**Exercise aim:** Your task is to output the listing word for word, with pictures excluded.
··········
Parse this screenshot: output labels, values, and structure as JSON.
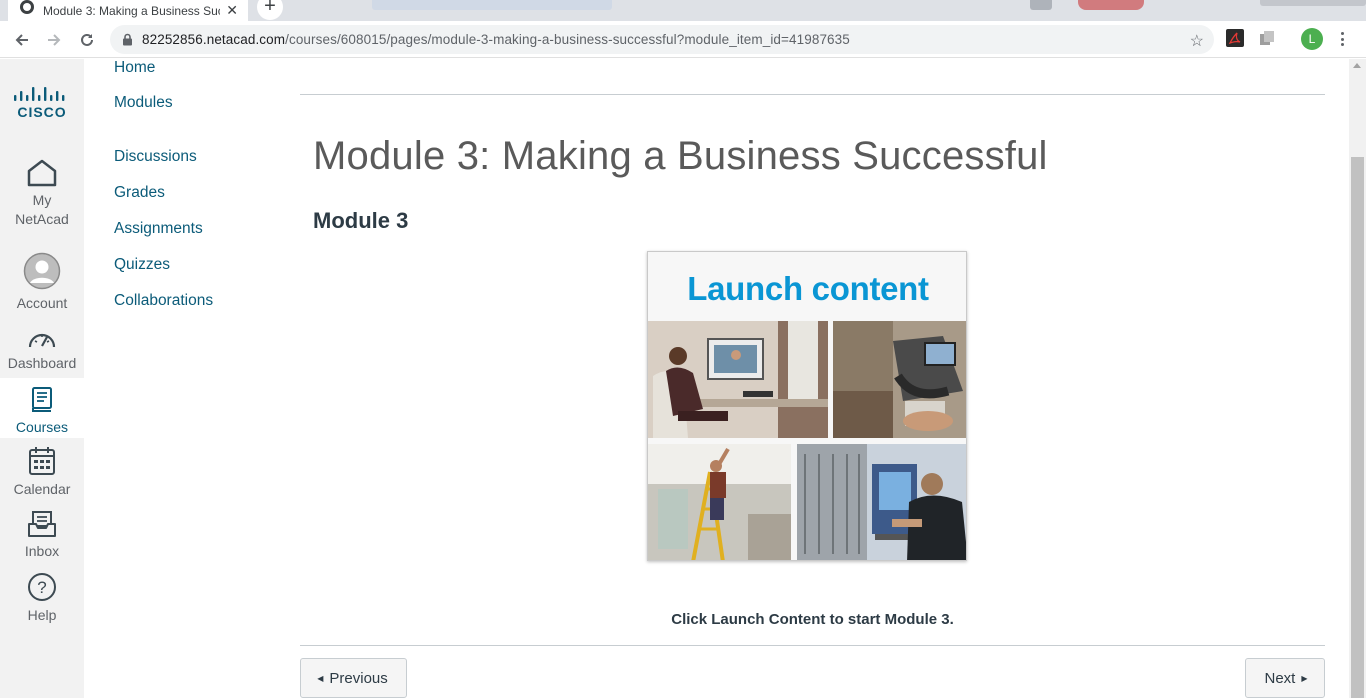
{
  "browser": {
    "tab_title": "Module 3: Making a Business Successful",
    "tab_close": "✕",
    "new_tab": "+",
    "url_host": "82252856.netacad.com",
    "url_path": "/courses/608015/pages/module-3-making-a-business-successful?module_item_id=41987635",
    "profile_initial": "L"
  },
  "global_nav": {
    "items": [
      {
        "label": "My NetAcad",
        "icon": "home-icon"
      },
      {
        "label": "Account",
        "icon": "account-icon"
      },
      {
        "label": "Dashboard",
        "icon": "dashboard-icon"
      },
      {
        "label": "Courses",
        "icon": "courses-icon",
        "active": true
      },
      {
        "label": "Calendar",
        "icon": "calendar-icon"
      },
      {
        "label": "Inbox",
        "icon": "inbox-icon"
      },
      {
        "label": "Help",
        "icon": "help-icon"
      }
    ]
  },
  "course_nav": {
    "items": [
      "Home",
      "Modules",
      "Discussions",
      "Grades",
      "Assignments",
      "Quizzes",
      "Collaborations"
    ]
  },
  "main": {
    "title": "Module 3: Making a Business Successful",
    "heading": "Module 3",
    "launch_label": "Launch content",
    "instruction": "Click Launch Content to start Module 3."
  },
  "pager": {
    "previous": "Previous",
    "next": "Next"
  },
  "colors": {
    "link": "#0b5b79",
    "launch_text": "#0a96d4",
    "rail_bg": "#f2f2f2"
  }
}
··········
**Final result:**
Parse this screenshot: output labels, values, and structure as JSON.
{
  "browser": {
    "tab_title": "Module 3: Making a Business Successful",
    "tab_close": "✕",
    "new_tab": "+",
    "url_host": "82252856.netacad.com",
    "url_path": "/courses/608015/pages/module-3-making-a-business-successful?module_item_id=41987635",
    "profile_initial": "L"
  },
  "global_nav": {
    "items": [
      {
        "label": "My NetAcad",
        "icon": "home-icon"
      },
      {
        "label": "Account",
        "icon": "account-icon"
      },
      {
        "label": "Dashboard",
        "icon": "dashboard-icon"
      },
      {
        "label": "Courses",
        "icon": "courses-icon",
        "active": true
      },
      {
        "label": "Calendar",
        "icon": "calendar-icon"
      },
      {
        "label": "Inbox",
        "icon": "inbox-icon"
      },
      {
        "label": "Help",
        "icon": "help-icon"
      }
    ]
  },
  "course_nav": {
    "items": [
      "Home",
      "Modules",
      "Discussions",
      "Grades",
      "Assignments",
      "Quizzes",
      "Collaborations"
    ]
  },
  "main": {
    "title": "Module 3: Making a Business Successful",
    "heading": "Module 3",
    "launch_label": "Launch content",
    "instruction": "Click Launch Content to start Module 3."
  },
  "pager": {
    "previous": "Previous",
    "next": "Next"
  },
  "colors": {
    "link": "#0b5b79",
    "launch_text": "#0a96d4",
    "rail_bg": "#f2f2f2"
  }
}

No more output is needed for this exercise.